The records that follow are to be transcribed in full, without their images.

**** Data in this exercise ****

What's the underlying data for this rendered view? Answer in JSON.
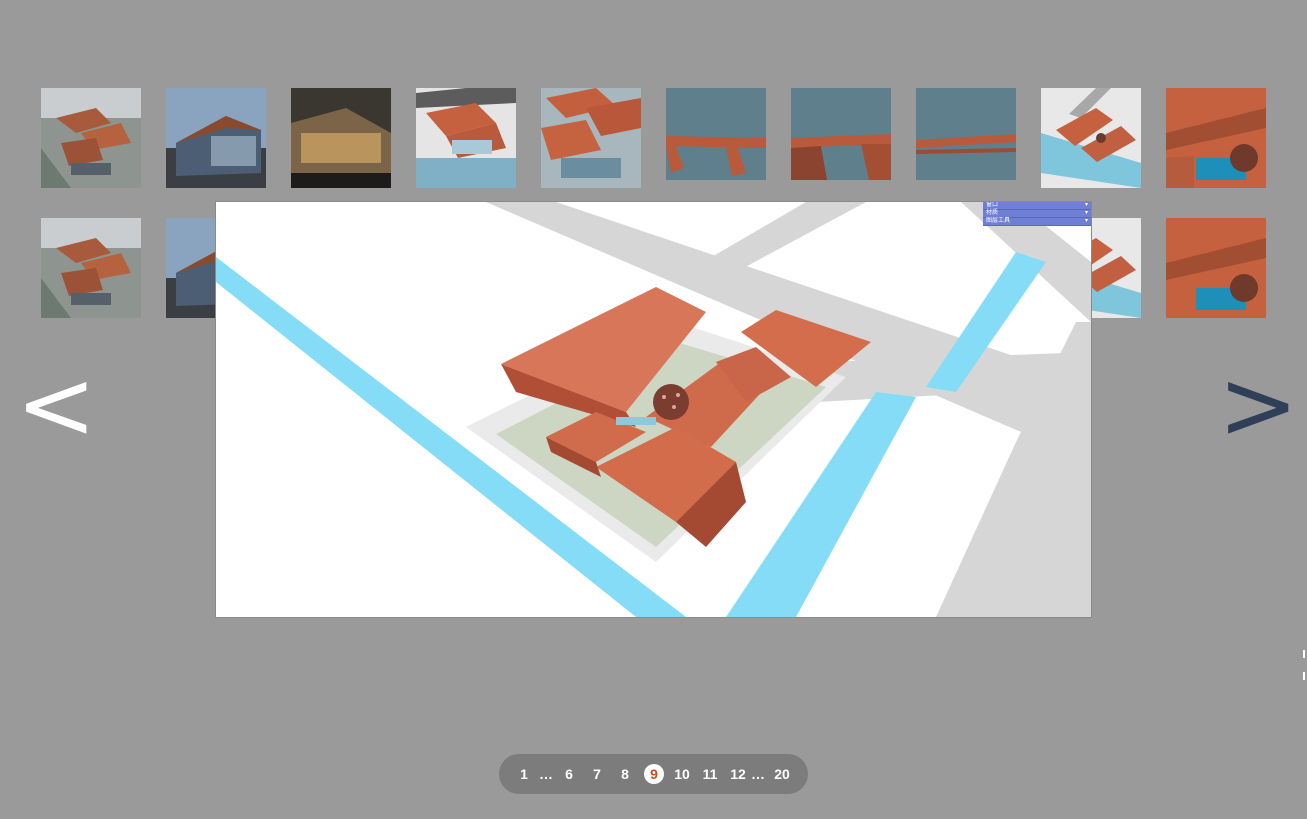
{
  "gallery": {
    "row1": [
      {
        "name": "thumb-aerial-site",
        "kind": "aerial"
      },
      {
        "name": "thumb-facade-dusk",
        "kind": "facade"
      },
      {
        "name": "thumb-night-render",
        "kind": "night"
      },
      {
        "name": "thumb-roof-frame",
        "kind": "frame"
      },
      {
        "name": "thumb-roof-cluster",
        "kind": "cluster"
      },
      {
        "name": "thumb-frame-closeup",
        "kind": "closeup"
      },
      {
        "name": "thumb-frame-closeup-2",
        "kind": "closeup2"
      },
      {
        "name": "thumb-beam-detail",
        "kind": "beam"
      },
      {
        "name": "thumb-model-overview",
        "kind": "model"
      },
      {
        "name": "thumb-courtyard-detail",
        "kind": "courtyard"
      }
    ],
    "row2_visible": [
      {
        "name": "thumb-aerial-site",
        "kind": "aerial"
      },
      {
        "name": "thumb-facade-dusk",
        "kind": "facade"
      },
      {
        "name": "thumb-model-overview",
        "kind": "model"
      },
      {
        "name": "thumb-courtyard-detail",
        "kind": "courtyard"
      }
    ]
  },
  "viewer": {
    "current_image": "model-overview",
    "mini_panel_rows": [
      "窗口",
      "材质",
      "图层工具"
    ]
  },
  "navigation": {
    "prev_label": "<",
    "next_label": ">"
  },
  "pagination": {
    "first": "1",
    "ellipsis": "…",
    "pages": [
      "6",
      "7",
      "8",
      "9",
      "10",
      "11",
      "12"
    ],
    "current": "9",
    "last": "20"
  },
  "colors": {
    "background": "#9a9a9a",
    "roof": "#d36a48",
    "water": "#84dcf7",
    "road": "#d6d6d6",
    "pager_current_text": "#d2491d",
    "next_arrow": "#2f3f58"
  }
}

****

» **Answer**
What's the underlying data for this rendered view? Answer in JSON.
{
  "gallery": {
    "row1": [
      {
        "name": "thumb-aerial-site",
        "kind": "aerial"
      },
      {
        "name": "thumb-facade-dusk",
        "kind": "facade"
      },
      {
        "name": "thumb-night-render",
        "kind": "night"
      },
      {
        "name": "thumb-roof-frame",
        "kind": "frame"
      },
      {
        "name": "thumb-roof-cluster",
        "kind": "cluster"
      },
      {
        "name": "thumb-frame-closeup",
        "kind": "closeup"
      },
      {
        "name": "thumb-frame-closeup-2",
        "kind": "closeup2"
      },
      {
        "name": "thumb-beam-detail",
        "kind": "beam"
      },
      {
        "name": "thumb-model-overview",
        "kind": "model"
      },
      {
        "name": "thumb-courtyard-detail",
        "kind": "courtyard"
      }
    ],
    "row2_visible": [
      {
        "name": "thumb-aerial-site",
        "kind": "aerial"
      },
      {
        "name": "thumb-facade-dusk",
        "kind": "facade"
      },
      {
        "name": "thumb-model-overview",
        "kind": "model"
      },
      {
        "name": "thumb-courtyard-detail",
        "kind": "courtyard"
      }
    ]
  },
  "viewer": {
    "current_image": "model-overview",
    "mini_panel_rows": [
      "窗口",
      "材质",
      "图层工具"
    ]
  },
  "navigation": {
    "prev_label": "<",
    "next_label": ">"
  },
  "pagination": {
    "first": "1",
    "ellipsis": "…",
    "pages": [
      "6",
      "7",
      "8",
      "9",
      "10",
      "11",
      "12"
    ],
    "current": "9",
    "last": "20"
  },
  "colors": {
    "background": "#9a9a9a",
    "roof": "#d36a48",
    "water": "#84dcf7",
    "road": "#d6d6d6",
    "pager_current_text": "#d2491d",
    "next_arrow": "#2f3f58"
  }
}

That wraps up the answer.